Kannst du sämtliche Zeilen der folgenden Datensätze in eine JSON-Liste von Zeichenketten umwandeln, mit genau einem Eintrag pro Zeile und ohne Leerzeilen?

^^^^

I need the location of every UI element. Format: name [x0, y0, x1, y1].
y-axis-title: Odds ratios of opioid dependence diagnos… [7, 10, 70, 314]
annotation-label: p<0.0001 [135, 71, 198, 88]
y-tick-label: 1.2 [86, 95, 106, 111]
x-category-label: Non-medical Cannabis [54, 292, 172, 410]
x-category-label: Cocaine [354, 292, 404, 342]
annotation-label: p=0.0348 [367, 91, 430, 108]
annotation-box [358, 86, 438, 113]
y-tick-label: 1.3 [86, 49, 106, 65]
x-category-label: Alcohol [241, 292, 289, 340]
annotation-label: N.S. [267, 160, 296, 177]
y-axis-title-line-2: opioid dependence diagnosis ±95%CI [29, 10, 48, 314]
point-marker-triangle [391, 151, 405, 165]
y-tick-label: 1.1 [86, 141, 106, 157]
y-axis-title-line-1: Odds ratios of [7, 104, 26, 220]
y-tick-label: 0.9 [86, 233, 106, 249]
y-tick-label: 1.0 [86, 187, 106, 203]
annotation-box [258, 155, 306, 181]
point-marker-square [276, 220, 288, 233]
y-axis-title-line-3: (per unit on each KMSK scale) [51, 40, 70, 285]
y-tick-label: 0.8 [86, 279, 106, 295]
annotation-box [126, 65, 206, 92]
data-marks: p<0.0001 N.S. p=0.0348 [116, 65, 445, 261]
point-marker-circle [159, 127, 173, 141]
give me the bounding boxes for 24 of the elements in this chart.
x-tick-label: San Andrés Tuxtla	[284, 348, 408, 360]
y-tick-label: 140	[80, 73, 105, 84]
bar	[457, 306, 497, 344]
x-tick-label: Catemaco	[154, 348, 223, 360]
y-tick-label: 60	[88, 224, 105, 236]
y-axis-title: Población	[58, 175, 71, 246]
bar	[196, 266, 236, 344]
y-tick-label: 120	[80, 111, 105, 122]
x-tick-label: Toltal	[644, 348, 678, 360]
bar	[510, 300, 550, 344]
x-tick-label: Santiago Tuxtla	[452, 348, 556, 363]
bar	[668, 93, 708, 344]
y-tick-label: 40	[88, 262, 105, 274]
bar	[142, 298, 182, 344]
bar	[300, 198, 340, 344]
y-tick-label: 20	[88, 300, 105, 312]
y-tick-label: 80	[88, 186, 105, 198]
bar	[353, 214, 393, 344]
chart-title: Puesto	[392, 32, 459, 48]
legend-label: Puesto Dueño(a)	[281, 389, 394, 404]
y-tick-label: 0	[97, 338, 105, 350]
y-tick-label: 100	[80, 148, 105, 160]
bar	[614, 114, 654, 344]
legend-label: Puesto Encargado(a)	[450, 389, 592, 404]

^^^^

[Ausgabe]
[
  "I need the location of every UI element. Format: name [x0, y0, x1, y1].",
  "y-axis-title: Odds ratios of opioid dependence diagnos… [7, 10, 70, 314]",
  "annotation-label: p<0.0001 [135, 71, 198, 88]",
  "y-tick-label: 1.2 [86, 95, 106, 111]",
  "x-category-label: Non-medical Cannabis [54, 292, 172, 410]",
  "x-category-label: Cocaine [354, 292, 404, 342]",
  "annotation-label: p=0.0348 [367, 91, 430, 108]",
  "annotation-box [358, 86, 438, 113]",
  "y-tick-label: 1.3 [86, 49, 106, 65]",
  "x-category-label: Alcohol [241, 292, 289, 340]",
  "annotation-label: N.S. [267, 160, 296, 177]",
  "y-axis-title-line-2: opioid dependence diagnosis ±95%CI [29, 10, 48, 314]",
  "point-marker-triangle [391, 151, 405, 165]",
  "y-tick-label: 1.1 [86, 141, 106, 157]",
  "y-axis-title-line-1: Odds ratios of [7, 104, 26, 220]",
  "y-tick-label: 0.9 [86, 233, 106, 249]",
  "y-tick-label: 1.0 [86, 187, 106, 203]",
  "annotation-box [258, 155, 306, 181]",
  "point-marker-square [276, 220, 288, 233]",
  "y-axis-title-line-3: (per unit on each KMSK scale) [51, 40, 70, 285]",
  "y-tick-label: 0.8 [86, 279, 106, 295]",
  "annotation-box [126, 65, 206, 92]",
  "data-marks: p<0.0001 N.S. p=0.0348 [116, 65, 445, 261]",
  "point-marker-circle [159, 127, 173, 141]",
  "give me the bounding boxes for 24 of the elements in this chart.",
  "x-tick-label: San Andrés Tuxtla\t[284, 348, 408, 360]",
  "y-tick-label: 140\t[80, 73, 105, 84]",
  "bar\t[457, 306, 497, 344]",
  "x-tick-label: Catemaco\t[154, 348, 223, 360]",
  "y-tick-label: 60\t[88, 224, 105, 236]",
  "y-axis-title: Población\t[58, 175, 71, 246]",
  "bar\t[196, 266, 236, 344]",
  "y-tick-label: 120\t[80, 111, 105, 122]",
  "x-tick-label: Toltal\t[644, 348, 678, 360]",
  "bar\t[510, 300, 550, 344]",
  "x-tick-label: Santiago Tuxtla\t[452, 348, 556, 363]",
  "bar\t[668, 93, 708, 344]",
  "y-tick-label: 40\t[88, 262, 105, 274]",
  "bar\t[142, 298, 182, 344]",
  "bar\t[300, 198, 340, 344]",
  "y-tick-label: 20\t[88, 300, 105, 312]",
  "y-tick-label: 80\t[88, 186, 105, 198]",
  "bar\t[353, 214, 393, 344]",
  "chart-title: Puesto\t[392, 32, 459, 48]",
  "legend-label: Puesto Dueño(a)\t[281, 389, 394, 404]",
  "y-tick-label: 0\t[97, 338, 105, 350]",
  "y-tick-label: 100\t[80, 148, 105, 160]",
  "bar\t[614, 114, 654, 344]",
  "legend-label: Puesto Encargado(a)\t[450, 389, 592, 404]"
]